SUPPLIED INFORMATION —
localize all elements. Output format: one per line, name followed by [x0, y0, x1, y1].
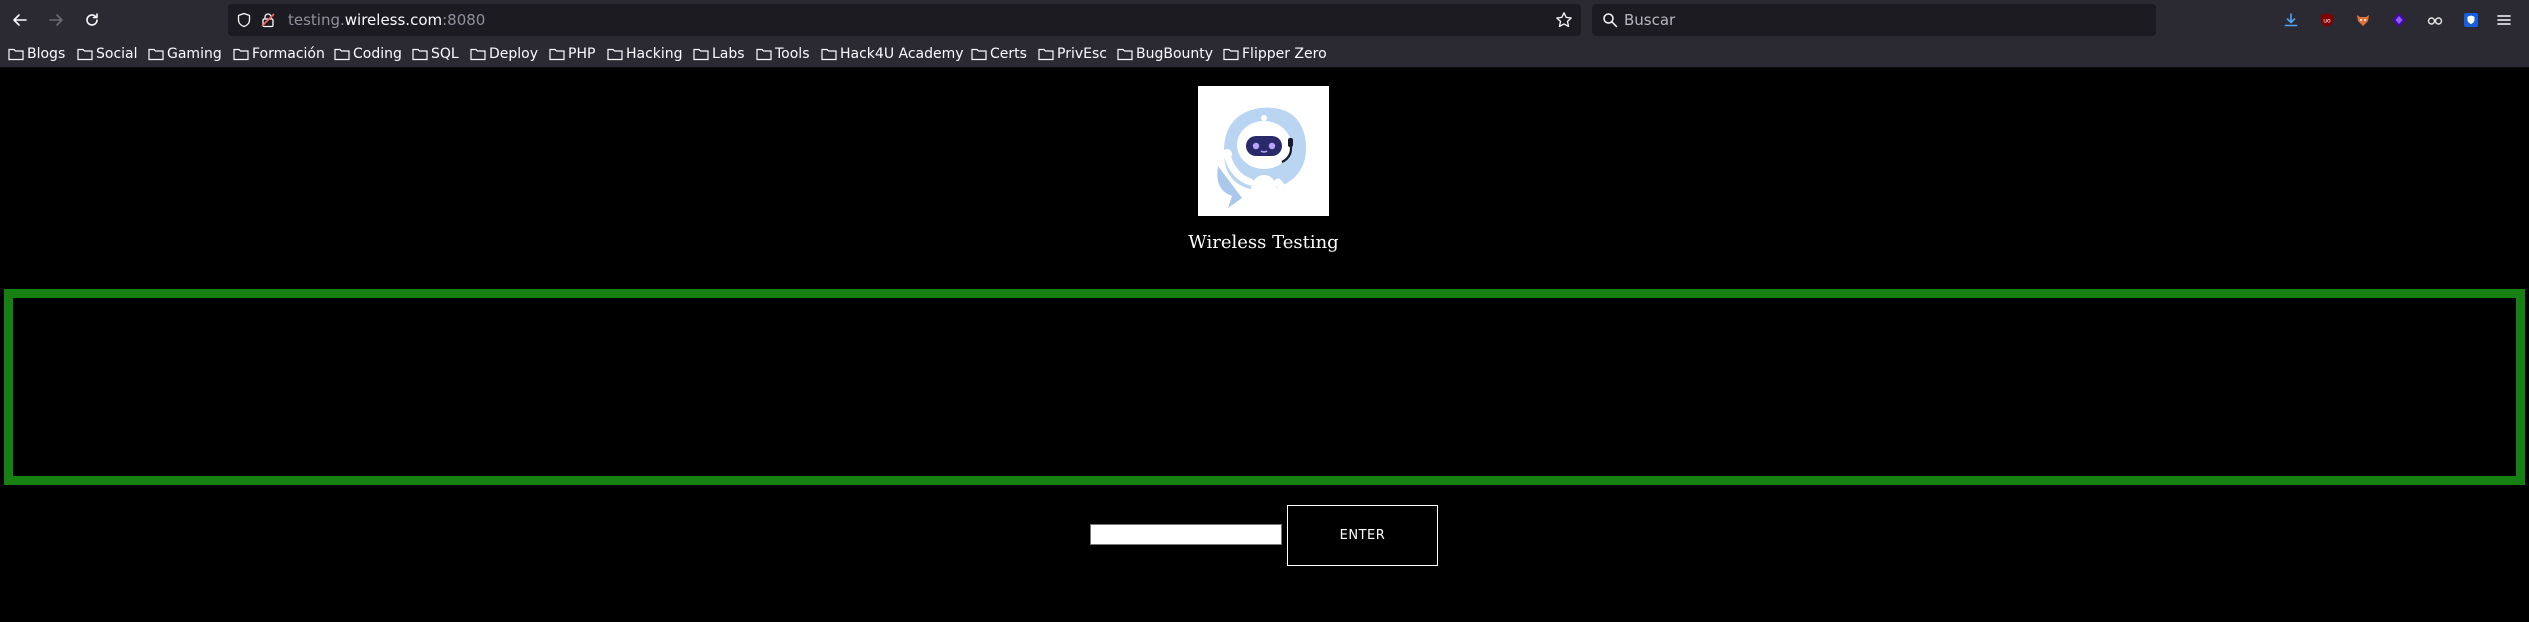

--

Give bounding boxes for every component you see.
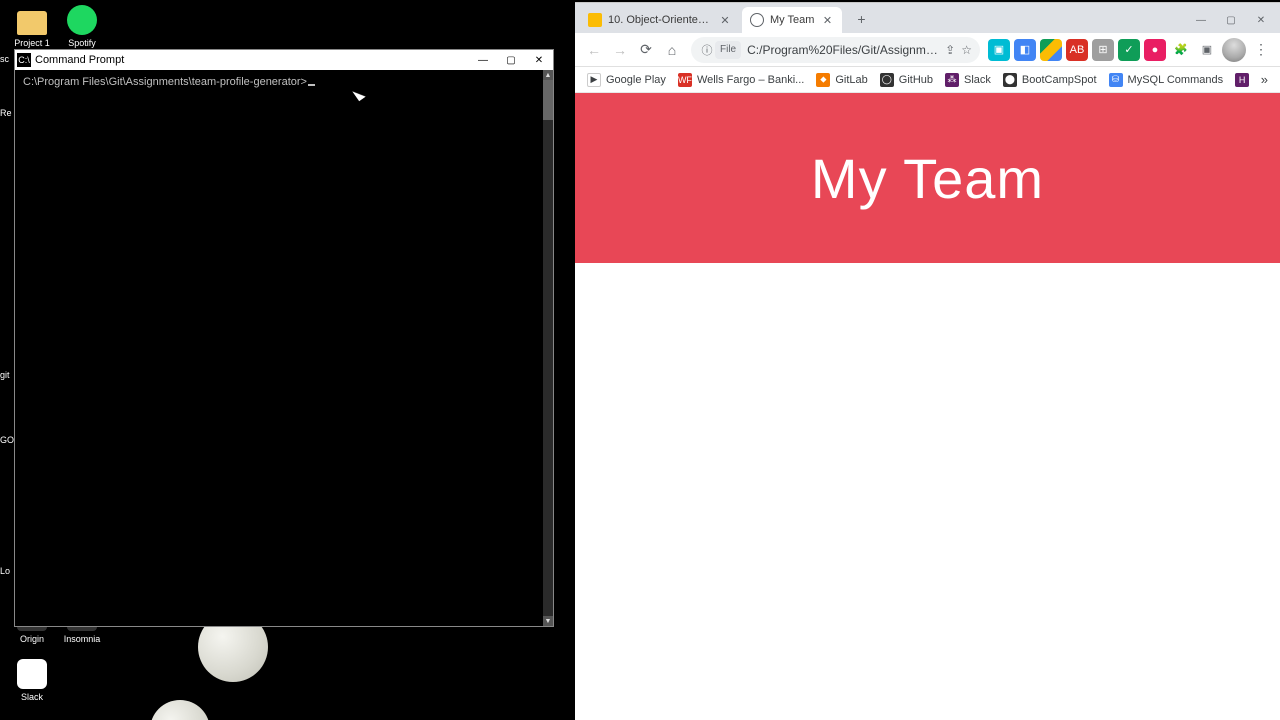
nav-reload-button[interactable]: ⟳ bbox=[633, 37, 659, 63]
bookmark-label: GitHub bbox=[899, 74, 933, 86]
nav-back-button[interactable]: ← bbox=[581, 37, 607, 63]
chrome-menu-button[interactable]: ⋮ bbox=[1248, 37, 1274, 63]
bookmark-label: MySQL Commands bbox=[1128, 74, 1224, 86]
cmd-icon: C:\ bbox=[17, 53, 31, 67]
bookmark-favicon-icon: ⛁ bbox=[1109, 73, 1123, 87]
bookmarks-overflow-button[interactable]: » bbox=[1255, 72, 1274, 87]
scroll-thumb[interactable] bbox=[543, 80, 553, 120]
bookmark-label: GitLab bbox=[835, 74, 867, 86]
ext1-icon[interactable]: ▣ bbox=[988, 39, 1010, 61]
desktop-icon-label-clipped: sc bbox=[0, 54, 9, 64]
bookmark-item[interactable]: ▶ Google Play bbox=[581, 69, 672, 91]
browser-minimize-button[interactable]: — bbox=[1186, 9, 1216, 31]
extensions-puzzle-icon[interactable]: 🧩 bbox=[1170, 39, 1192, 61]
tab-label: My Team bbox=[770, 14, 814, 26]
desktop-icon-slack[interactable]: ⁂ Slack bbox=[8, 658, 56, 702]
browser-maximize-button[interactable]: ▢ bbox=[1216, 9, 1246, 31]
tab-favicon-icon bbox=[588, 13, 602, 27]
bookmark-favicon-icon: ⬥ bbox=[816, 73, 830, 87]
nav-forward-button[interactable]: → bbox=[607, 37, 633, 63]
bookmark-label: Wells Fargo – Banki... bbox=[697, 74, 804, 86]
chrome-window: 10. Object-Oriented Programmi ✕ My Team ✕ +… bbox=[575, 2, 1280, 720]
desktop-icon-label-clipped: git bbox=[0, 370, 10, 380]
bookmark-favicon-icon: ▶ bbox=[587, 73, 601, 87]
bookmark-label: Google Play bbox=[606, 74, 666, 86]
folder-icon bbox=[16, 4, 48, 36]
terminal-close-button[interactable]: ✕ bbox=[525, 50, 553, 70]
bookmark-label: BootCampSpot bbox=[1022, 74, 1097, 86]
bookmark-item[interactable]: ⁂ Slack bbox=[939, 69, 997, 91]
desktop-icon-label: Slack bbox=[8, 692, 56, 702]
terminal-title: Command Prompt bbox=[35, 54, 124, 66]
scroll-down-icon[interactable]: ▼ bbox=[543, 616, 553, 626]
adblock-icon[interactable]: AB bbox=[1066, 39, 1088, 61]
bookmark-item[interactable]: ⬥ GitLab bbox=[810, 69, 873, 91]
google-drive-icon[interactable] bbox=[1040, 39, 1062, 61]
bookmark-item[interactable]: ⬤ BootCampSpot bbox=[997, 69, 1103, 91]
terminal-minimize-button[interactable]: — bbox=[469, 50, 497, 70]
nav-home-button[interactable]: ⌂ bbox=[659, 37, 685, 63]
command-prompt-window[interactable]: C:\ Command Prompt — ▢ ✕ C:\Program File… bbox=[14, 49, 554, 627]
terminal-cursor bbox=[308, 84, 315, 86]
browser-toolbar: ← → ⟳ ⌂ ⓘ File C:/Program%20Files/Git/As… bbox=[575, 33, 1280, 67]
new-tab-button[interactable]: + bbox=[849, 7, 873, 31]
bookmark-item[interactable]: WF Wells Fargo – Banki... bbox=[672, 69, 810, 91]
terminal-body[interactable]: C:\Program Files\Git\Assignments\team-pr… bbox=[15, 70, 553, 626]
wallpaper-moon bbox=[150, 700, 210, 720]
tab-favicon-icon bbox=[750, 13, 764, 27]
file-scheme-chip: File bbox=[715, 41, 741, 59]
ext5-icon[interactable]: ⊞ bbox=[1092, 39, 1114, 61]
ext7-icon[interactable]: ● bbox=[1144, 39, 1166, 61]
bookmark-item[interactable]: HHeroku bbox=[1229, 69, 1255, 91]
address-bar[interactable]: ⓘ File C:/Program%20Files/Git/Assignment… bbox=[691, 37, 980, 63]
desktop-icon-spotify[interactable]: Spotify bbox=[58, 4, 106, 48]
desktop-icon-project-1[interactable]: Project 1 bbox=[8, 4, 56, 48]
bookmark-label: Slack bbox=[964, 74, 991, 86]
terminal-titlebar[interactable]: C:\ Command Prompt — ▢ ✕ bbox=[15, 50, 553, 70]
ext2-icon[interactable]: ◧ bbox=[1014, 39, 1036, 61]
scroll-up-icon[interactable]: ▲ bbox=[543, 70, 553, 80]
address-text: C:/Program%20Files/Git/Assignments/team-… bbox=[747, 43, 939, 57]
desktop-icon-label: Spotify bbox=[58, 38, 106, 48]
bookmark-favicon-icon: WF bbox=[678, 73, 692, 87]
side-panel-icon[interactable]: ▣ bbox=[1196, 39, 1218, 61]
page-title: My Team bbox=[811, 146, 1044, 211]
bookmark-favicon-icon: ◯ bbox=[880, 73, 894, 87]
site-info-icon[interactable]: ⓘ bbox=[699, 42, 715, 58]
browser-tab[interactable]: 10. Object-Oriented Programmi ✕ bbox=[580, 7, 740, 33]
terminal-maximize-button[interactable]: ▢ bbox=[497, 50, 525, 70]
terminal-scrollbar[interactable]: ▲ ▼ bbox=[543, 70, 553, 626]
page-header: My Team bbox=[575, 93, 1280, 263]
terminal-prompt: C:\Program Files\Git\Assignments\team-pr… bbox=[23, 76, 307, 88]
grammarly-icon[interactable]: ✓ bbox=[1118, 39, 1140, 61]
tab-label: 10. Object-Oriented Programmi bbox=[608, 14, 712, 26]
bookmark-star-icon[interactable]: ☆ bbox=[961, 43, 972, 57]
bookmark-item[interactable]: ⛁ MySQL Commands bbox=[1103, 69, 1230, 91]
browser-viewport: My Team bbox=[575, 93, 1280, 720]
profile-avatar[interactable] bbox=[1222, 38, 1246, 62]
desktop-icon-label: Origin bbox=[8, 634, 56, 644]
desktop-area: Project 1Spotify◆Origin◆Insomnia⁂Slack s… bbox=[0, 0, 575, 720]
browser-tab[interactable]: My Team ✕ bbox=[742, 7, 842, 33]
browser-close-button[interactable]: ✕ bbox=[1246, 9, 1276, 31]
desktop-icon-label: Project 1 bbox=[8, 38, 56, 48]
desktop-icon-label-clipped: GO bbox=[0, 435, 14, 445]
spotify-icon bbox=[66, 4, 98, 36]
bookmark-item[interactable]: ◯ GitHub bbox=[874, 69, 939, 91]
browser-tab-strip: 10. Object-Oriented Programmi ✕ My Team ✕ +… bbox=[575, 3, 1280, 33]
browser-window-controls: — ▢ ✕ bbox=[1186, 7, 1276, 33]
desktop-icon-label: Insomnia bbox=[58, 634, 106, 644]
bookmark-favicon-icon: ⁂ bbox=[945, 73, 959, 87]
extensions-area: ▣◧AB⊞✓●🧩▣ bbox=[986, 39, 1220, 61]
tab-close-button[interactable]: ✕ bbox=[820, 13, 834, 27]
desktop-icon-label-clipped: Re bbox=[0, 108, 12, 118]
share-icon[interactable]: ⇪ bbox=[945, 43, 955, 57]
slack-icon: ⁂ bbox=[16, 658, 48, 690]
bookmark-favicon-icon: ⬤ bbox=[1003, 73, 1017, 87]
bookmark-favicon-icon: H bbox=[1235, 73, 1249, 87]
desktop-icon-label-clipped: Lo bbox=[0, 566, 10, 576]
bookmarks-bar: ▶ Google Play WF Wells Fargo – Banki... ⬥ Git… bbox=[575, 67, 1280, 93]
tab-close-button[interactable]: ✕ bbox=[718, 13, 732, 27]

SHORT TASK —
Reproduce word for word the stretch of the listing from the line containing "Give bounding boxes" through the line containing "bookmark-item[interactable]: ▶ Google", including both of those lines. Omit the pictures from your answer.

ANSWER TO THIS EXERCISE —
Give bounding boxes for every component you see.
nav-reload-button[interactable]: ⟳ bbox=[633, 37, 659, 63]
bookmark-label: GitHub bbox=[899, 74, 933, 86]
nav-back-button[interactable]: ← bbox=[581, 37, 607, 63]
chrome-menu-button[interactable]: ⋮ bbox=[1248, 37, 1274, 63]
bookmark-label: MySQL Commands bbox=[1128, 74, 1224, 86]
cmd-icon: C:\ bbox=[17, 53, 31, 67]
bookmark-favicon-icon: ⛁ bbox=[1109, 73, 1123, 87]
bookmarks-overflow-button[interactable]: » bbox=[1255, 72, 1274, 87]
scroll-thumb[interactable] bbox=[543, 80, 553, 120]
bookmark-label: GitLab bbox=[835, 74, 867, 86]
ext1-icon[interactable]: ▣ bbox=[988, 39, 1010, 61]
desktop-icon-label-clipped: sc bbox=[0, 54, 9, 64]
bookmark-item[interactable]: ▶ Google Play bbox=[581, 69, 672, 91]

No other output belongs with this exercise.